* [Exercise directions]: Retype the following lines without any changes.

begin Records to use

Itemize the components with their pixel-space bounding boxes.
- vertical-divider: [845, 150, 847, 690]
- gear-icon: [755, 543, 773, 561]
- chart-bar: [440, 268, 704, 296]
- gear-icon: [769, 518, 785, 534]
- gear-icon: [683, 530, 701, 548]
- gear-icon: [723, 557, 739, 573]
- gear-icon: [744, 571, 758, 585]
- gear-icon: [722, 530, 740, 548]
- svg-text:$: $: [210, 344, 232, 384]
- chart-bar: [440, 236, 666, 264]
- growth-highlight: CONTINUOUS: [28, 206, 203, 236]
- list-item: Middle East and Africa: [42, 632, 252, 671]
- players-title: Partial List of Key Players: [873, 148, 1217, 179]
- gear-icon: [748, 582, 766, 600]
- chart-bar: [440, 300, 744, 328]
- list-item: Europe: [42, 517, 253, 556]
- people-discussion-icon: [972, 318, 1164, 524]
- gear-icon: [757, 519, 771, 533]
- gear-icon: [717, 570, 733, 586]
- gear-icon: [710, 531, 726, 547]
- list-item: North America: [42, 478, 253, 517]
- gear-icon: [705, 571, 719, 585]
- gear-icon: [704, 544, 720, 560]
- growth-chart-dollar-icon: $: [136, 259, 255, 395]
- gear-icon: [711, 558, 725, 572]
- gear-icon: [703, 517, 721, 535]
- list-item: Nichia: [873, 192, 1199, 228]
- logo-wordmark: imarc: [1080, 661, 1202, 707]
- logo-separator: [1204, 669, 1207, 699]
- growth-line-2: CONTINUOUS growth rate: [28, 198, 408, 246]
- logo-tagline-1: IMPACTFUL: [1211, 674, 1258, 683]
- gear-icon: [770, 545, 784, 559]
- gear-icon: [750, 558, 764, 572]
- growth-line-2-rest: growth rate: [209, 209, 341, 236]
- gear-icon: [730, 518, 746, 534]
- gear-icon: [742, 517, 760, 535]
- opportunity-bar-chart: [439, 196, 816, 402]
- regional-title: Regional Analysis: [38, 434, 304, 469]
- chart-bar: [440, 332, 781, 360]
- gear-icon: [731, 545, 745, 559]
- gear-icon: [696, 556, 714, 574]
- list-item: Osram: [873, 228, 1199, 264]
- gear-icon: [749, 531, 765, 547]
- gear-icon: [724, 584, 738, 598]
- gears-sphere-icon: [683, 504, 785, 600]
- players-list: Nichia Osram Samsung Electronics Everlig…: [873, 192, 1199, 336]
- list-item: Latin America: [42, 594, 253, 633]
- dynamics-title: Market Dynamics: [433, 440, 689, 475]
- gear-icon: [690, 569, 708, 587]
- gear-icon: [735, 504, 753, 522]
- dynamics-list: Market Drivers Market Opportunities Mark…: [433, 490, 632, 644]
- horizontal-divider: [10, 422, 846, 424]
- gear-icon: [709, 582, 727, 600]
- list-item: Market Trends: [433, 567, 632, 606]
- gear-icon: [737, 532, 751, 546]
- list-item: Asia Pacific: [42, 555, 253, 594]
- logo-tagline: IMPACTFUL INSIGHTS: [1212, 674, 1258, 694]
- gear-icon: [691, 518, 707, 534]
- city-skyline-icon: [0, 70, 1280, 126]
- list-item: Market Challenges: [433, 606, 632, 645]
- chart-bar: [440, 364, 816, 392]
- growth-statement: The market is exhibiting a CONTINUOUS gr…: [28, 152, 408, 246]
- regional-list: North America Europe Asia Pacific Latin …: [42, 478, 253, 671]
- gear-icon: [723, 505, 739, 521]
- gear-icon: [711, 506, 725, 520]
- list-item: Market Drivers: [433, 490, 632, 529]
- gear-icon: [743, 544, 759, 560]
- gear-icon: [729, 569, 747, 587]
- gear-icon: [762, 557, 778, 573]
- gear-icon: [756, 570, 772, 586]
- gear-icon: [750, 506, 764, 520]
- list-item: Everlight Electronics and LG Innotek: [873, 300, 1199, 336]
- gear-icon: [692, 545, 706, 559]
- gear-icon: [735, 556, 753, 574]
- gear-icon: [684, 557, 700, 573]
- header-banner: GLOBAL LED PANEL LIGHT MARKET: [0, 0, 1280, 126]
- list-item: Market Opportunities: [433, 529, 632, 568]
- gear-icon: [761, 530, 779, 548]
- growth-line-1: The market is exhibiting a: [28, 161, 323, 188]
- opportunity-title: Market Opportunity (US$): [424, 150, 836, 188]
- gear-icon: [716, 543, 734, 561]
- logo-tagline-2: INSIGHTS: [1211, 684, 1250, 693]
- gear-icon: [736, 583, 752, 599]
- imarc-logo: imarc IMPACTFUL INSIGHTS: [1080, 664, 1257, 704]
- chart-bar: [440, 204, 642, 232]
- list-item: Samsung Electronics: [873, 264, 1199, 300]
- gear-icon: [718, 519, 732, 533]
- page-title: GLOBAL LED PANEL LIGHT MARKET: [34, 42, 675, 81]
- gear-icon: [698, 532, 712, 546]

end Records to use

* [Solution for this task]:
Itemize the components with their pixel-space bounding boxes.
- vertical-divider: [845, 150, 847, 690]
- gear-icon: [755, 543, 773, 561]
- chart-bar: [440, 268, 704, 296]
- gear-icon: [769, 518, 785, 534]
- gear-icon: [683, 530, 701, 548]
- gear-icon: [723, 557, 739, 573]
- gear-icon: [744, 571, 758, 585]
- gear-icon: [722, 530, 740, 548]
- svg-text:$: $: [210, 344, 232, 384]
- chart-bar: [440, 236, 666, 264]
- growth-highlight: CONTINUOUS: [28, 206, 203, 236]
- list-item: Middle East and Africa: [42, 632, 252, 671]
- players-title: Partial List of Key Players: [873, 148, 1217, 179]
- gear-icon: [748, 582, 766, 600]
- chart-bar: [440, 300, 744, 328]
- list-item: Europe: [42, 517, 253, 556]
- people-discussion-icon: [972, 318, 1164, 524]
- gear-icon: [757, 519, 771, 533]
- gear-icon: [717, 570, 733, 586]
- gear-icon: [710, 531, 726, 547]
- list-item: North America: [42, 478, 253, 517]
- gear-icon: [705, 571, 719, 585]
- gear-icon: [704, 544, 720, 560]
- growth-chart-dollar-icon: $: [136, 259, 255, 395]
- gear-icon: [711, 558, 725, 572]
- gear-icon: [703, 517, 721, 535]
- list-item: Nichia: [873, 192, 1199, 228]
- logo-wordmark: imarc: [1080, 661, 1202, 707]
- logo-separator: [1204, 669, 1207, 699]
- growth-line-2: CONTINUOUS growth rate: [28, 198, 408, 246]
- logo-tagline-1: IMPACTFUL: [1211, 674, 1258, 683]
- gear-icon: [770, 545, 784, 559]
- gear-icon: [750, 558, 764, 572]
- growth-line-2-rest: growth rate: [209, 209, 341, 236]
- gear-icon: [730, 518, 746, 534]
- gear-icon: [742, 517, 760, 535]
- opportunity-bar-chart: [439, 196, 816, 402]
- regional-title: Regional Analysis: [38, 434, 304, 469]
- chart-bar: [440, 332, 781, 360]
- gear-icon: [731, 545, 745, 559]
- gear-icon: [696, 556, 714, 574]
- list-item: Osram: [873, 228, 1199, 264]
- gear-icon: [749, 531, 765, 547]
- gear-icon: [724, 584, 738, 598]
- gears-sphere-icon: [683, 504, 785, 600]
- players-list: Nichia Osram Samsung Electronics Everlig…: [873, 192, 1199, 336]
- list-item: Latin America: [42, 594, 253, 633]
- dynamics-title: Market Dynamics: [433, 440, 689, 475]
- gear-icon: [690, 569, 708, 587]
- gear-icon: [735, 504, 753, 522]
- dynamics-list: Market Drivers Market Opportunities Mark…: [433, 490, 632, 644]
- horizontal-divider: [10, 422, 846, 424]
- gear-icon: [709, 582, 727, 600]
- list-item: Market Trends: [433, 567, 632, 606]
- gear-icon: [737, 532, 751, 546]
- list-item: Asia Pacific: [42, 555, 253, 594]
- logo-tagline: IMPACTFUL INSIGHTS: [1212, 674, 1258, 694]
- gear-icon: [691, 518, 707, 534]
- city-skyline-icon: [0, 70, 1280, 126]
- list-item: Market Challenges: [433, 606, 632, 645]
- chart-bar: [440, 364, 816, 392]
- growth-statement: The market is exhibiting a CONTINUOUS gr…: [28, 152, 408, 246]
- regional-list: North America Europe Asia Pacific Latin …: [42, 478, 253, 671]
- gear-icon: [723, 505, 739, 521]
- gear-icon: [711, 506, 725, 520]
- list-item: Market Drivers: [433, 490, 632, 529]
- gear-icon: [743, 544, 759, 560]
- gear-icon: [729, 569, 747, 587]
- gear-icon: [762, 557, 778, 573]
- gear-icon: [756, 570, 772, 586]
- gear-icon: [750, 506, 764, 520]
- list-item: Everlight Electronics and LG Innotek: [873, 300, 1199, 336]
- gear-icon: [692, 545, 706, 559]
- gear-icon: [735, 556, 753, 574]
- gear-icon: [684, 557, 700, 573]
- header-banner: GLOBAL LED PANEL LIGHT MARKET: [0, 0, 1280, 126]
- list-item: Market Opportunities: [433, 529, 632, 568]
- gear-icon: [761, 530, 779, 548]
- growth-line-1: The market is exhibiting a: [28, 161, 323, 188]
- opportunity-title: Market Opportunity (US$): [424, 150, 836, 188]
- gear-icon: [716, 543, 734, 561]
- logo-tagline-2: INSIGHTS: [1211, 684, 1250, 693]
- gear-icon: [736, 583, 752, 599]
- imarc-logo: imarc IMPACTFUL INSIGHTS: [1080, 664, 1257, 704]
- chart-bar: [440, 204, 642, 232]
- list-item: Samsung Electronics: [873, 264, 1199, 300]
- gear-icon: [718, 519, 732, 533]
- page-title: GLOBAL LED PANEL LIGHT MARKET: [34, 42, 675, 81]
- gear-icon: [698, 532, 712, 546]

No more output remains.